For every line in the records that has the word "echo", make a copy.

Stored entries:
════════════════════

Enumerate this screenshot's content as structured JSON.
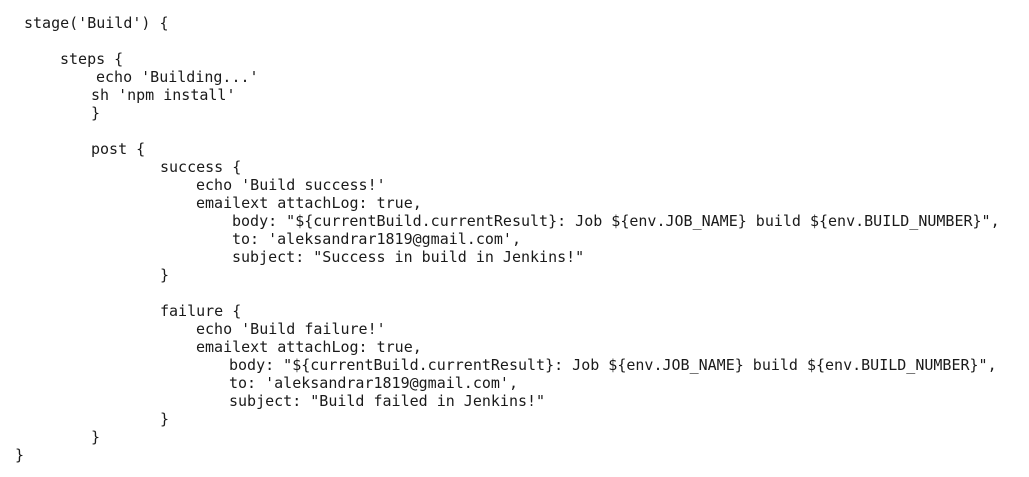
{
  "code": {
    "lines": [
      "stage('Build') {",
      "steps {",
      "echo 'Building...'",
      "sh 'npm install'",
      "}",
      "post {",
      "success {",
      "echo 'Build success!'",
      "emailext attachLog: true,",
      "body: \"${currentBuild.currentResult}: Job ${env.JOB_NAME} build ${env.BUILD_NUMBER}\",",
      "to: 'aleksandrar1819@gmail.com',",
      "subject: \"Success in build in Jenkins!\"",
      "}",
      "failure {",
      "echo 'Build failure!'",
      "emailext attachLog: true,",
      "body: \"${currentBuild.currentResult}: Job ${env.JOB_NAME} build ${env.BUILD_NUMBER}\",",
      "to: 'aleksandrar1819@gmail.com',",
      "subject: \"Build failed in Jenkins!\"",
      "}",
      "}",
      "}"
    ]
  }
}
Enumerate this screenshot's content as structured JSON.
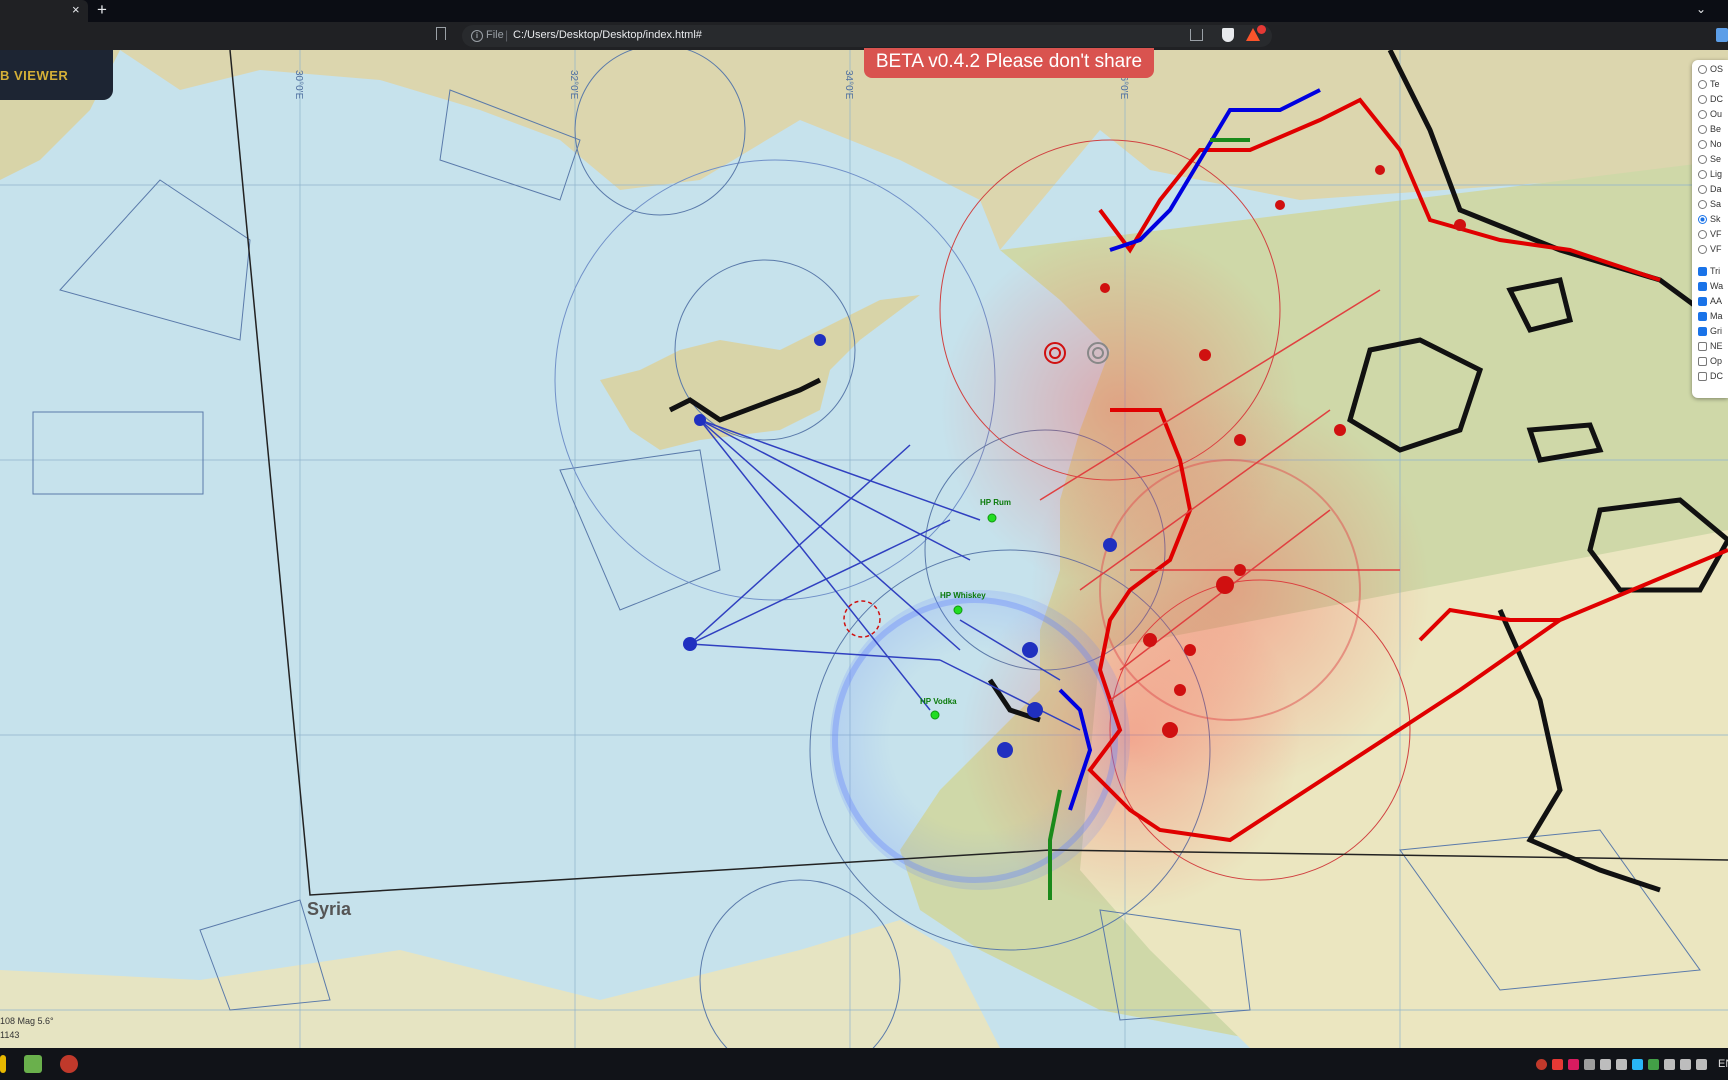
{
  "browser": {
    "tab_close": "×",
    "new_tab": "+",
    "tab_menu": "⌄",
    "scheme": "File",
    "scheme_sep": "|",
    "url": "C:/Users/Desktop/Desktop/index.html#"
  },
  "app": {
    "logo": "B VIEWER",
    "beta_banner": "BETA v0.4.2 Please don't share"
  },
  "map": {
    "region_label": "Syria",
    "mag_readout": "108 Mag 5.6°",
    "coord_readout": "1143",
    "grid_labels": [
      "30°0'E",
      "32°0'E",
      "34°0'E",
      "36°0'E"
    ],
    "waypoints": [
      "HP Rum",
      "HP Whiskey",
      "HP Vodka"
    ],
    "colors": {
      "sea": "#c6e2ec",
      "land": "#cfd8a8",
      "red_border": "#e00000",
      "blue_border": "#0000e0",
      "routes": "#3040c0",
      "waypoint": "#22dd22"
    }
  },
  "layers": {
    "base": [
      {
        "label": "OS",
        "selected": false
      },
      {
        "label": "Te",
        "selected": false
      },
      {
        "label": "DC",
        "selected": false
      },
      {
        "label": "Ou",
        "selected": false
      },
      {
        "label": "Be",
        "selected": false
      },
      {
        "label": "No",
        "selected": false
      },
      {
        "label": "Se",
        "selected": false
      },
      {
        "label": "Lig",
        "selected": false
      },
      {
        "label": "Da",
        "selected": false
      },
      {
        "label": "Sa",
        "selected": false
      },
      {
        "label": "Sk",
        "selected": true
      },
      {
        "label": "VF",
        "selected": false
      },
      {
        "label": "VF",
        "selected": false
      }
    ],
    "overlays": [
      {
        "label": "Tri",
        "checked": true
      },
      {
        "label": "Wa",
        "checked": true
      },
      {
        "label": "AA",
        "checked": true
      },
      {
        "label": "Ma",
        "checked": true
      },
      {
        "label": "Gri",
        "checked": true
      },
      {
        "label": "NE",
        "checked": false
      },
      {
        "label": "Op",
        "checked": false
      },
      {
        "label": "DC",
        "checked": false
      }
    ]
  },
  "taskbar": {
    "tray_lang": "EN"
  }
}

════════════════════

Result of this exercise:
      "echo 'Building...'",
      "echo 'Build success!'",
      "echo 'Build failure!'",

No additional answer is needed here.